■ Problem: Look through the records and report how many lines include the word "Buffer", with no other words.

■ Listing:
+ + + + +

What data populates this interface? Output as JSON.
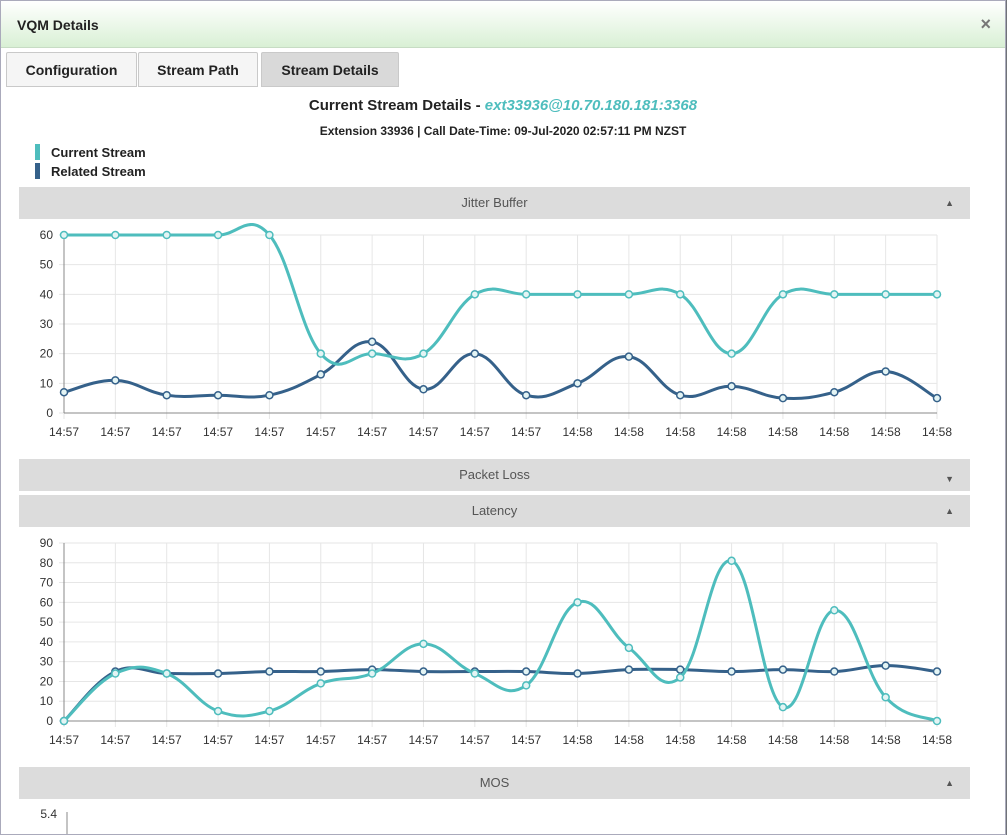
{
  "dialog": {
    "title": "VQM Details",
    "close_glyph": "×"
  },
  "tabs": [
    {
      "label": "Configuration",
      "active": false
    },
    {
      "label": "Stream Path",
      "active": false
    },
    {
      "label": "Stream Details",
      "active": true
    }
  ],
  "details": {
    "heading_prefix": "Current Stream Details - ",
    "stream_id": "ext33936@10.70.180.181:3368",
    "subheading": "Extension 33936 | Call Date-Time: 09-Jul-2020 02:57:11 PM NZST"
  },
  "legend": [
    {
      "label": "Current Stream",
      "color": "#4ebdbd"
    },
    {
      "label": "Related Stream",
      "color": "#35618a"
    }
  ],
  "panels": {
    "jitter": {
      "label": "Jitter Buffer",
      "expanded": true,
      "caret": "▲"
    },
    "packet_loss": {
      "label": "Packet Loss",
      "expanded": false,
      "caret": "▼"
    },
    "latency": {
      "label": "Latency",
      "expanded": true,
      "caret": "▲"
    },
    "mos": {
      "label": "MOS",
      "expanded": true,
      "caret": "▲",
      "first_tick": "5.4"
    }
  },
  "chart_data": [
    {
      "type": "line",
      "title": "Jitter Buffer",
      "x": [
        "14:57",
        "14:57",
        "14:57",
        "14:57",
        "14:57",
        "14:57",
        "14:57",
        "14:57",
        "14:57",
        "14:57",
        "14:58",
        "14:58",
        "14:58",
        "14:58",
        "14:58",
        "14:58",
        "14:58",
        "14:58"
      ],
      "ylim": [
        0,
        60
      ],
      "yticks": [
        0,
        10,
        20,
        30,
        40,
        50,
        60
      ],
      "grid": true,
      "series": [
        {
          "name": "Current Stream",
          "color": "#4ebdbd",
          "values": [
            60,
            60,
            60,
            60,
            60,
            20,
            20,
            20,
            40,
            40,
            40,
            40,
            40,
            20,
            40,
            40,
            40,
            40
          ]
        },
        {
          "name": "Related Stream",
          "color": "#35618a",
          "values": [
            7,
            11,
            6,
            6,
            6,
            13,
            24,
            8,
            20,
            6,
            10,
            19,
            6,
            9,
            5,
            7,
            14,
            5
          ]
        }
      ]
    },
    {
      "type": "line",
      "title": "Latency",
      "x": [
        "14:57",
        "14:57",
        "14:57",
        "14:57",
        "14:57",
        "14:57",
        "14:57",
        "14:57",
        "14:57",
        "14:57",
        "14:58",
        "14:58",
        "14:58",
        "14:58",
        "14:58",
        "14:58",
        "14:58",
        "14:58"
      ],
      "ylim": [
        0,
        90
      ],
      "yticks": [
        0,
        10,
        20,
        30,
        40,
        50,
        60,
        70,
        80,
        90
      ],
      "grid": true,
      "series": [
        {
          "name": "Current Stream",
          "color": "#4ebdbd",
          "values": [
            0,
            24,
            24,
            5,
            5,
            19,
            24,
            39,
            24,
            18,
            60,
            37,
            22,
            81,
            7,
            56,
            12,
            0
          ]
        },
        {
          "name": "Related Stream",
          "color": "#35618a",
          "values": [
            0,
            25,
            24,
            24,
            25,
            25,
            26,
            25,
            25,
            25,
            24,
            26,
            26,
            25,
            26,
            25,
            28,
            25
          ]
        }
      ]
    }
  ]
}
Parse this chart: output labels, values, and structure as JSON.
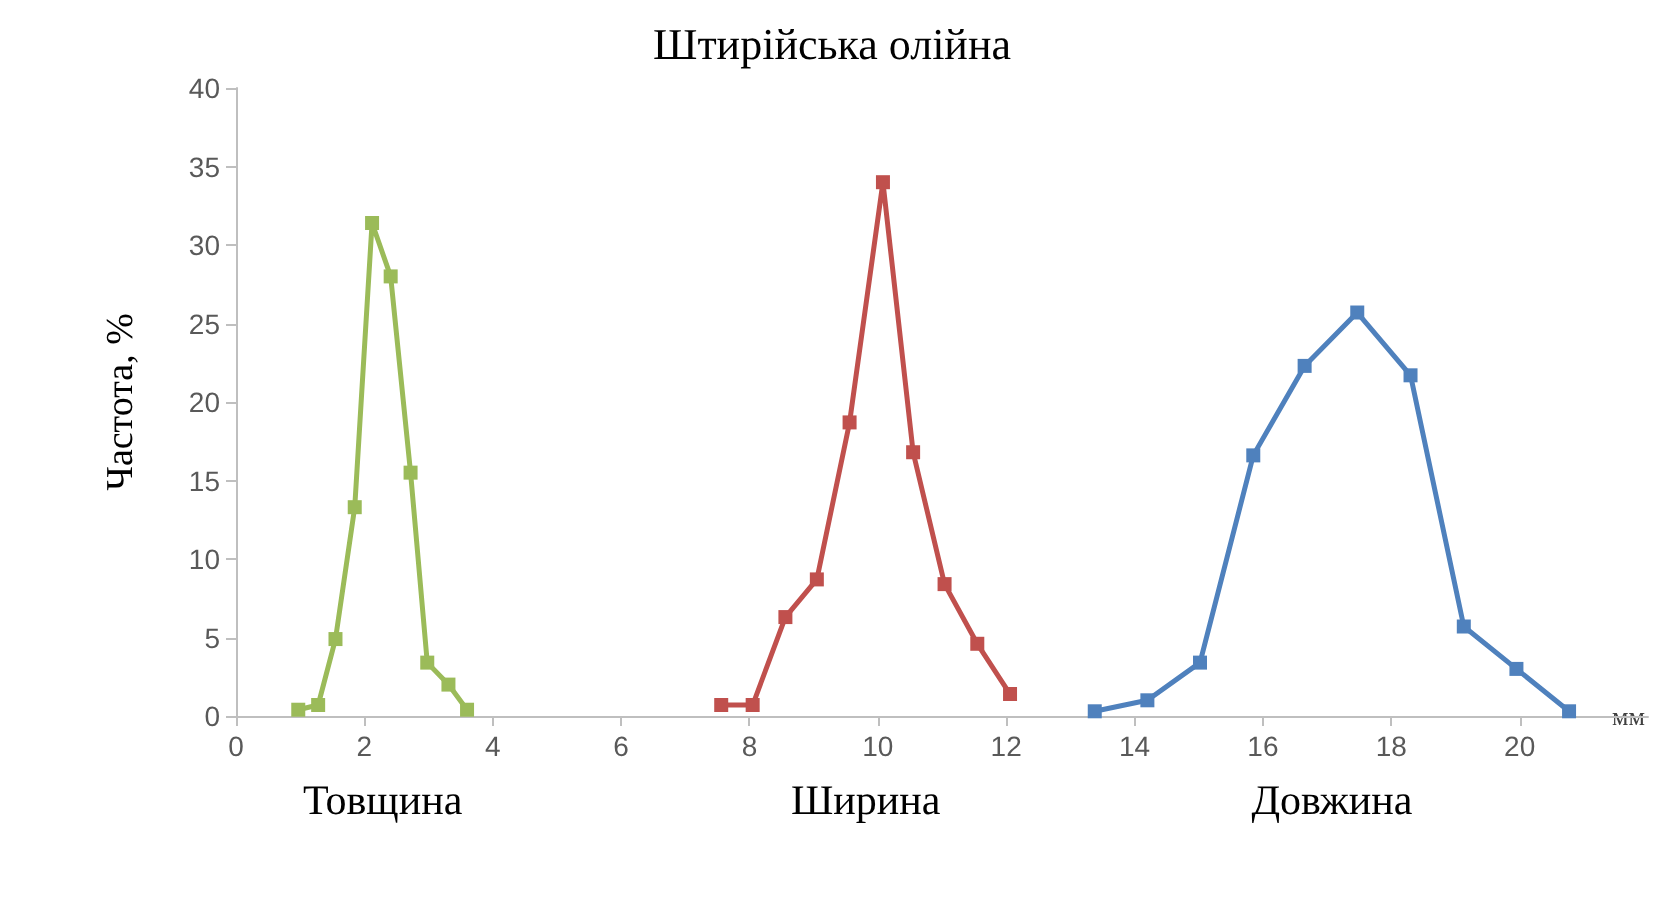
{
  "chart_data": {
    "type": "line",
    "title": "Штирійська олійна",
    "xlabel": "мм",
    "ylabel": "Частота, %",
    "xlim": [
      0,
      22
    ],
    "xticks": [
      0,
      2,
      4,
      6,
      8,
      10,
      12,
      14,
      16,
      18,
      20
    ],
    "ylim": [
      0,
      40
    ],
    "yticks": [
      0,
      5,
      10,
      15,
      20,
      25,
      30,
      35,
      40
    ],
    "grid": false,
    "legend": false,
    "marker": "square",
    "line_style": "solid",
    "series": [
      {
        "name": "Товщина",
        "color": "#9bbb59",
        "x": [
          0.97,
          1.28,
          1.55,
          1.85,
          2.12,
          2.41,
          2.72,
          2.98,
          3.31,
          3.6
        ],
        "values": [
          0.4,
          0.7,
          4.9,
          13.3,
          31.4,
          28.0,
          15.5,
          3.4,
          2.0,
          0.4
        ]
      },
      {
        "name": "Ширина",
        "color": "#c0504d",
        "x": [
          7.56,
          8.05,
          8.56,
          9.05,
          9.56,
          10.08,
          10.55,
          11.04,
          11.55,
          12.06
        ],
        "values": [
          0.7,
          0.7,
          6.3,
          8.7,
          18.7,
          34.0,
          16.8,
          8.4,
          4.6,
          1.4
        ]
      },
      {
        "name": "Довжина",
        "color": "#4f81bd",
        "x": [
          13.38,
          14.2,
          15.02,
          15.85,
          16.65,
          17.47,
          18.3,
          19.13,
          19.95,
          20.77
        ],
        "values": [
          0.3,
          1.0,
          3.4,
          16.6,
          22.3,
          25.7,
          21.7,
          5.7,
          3.0,
          0.3
        ]
      }
    ]
  }
}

+ + + + +

■ Answer to the problem: 2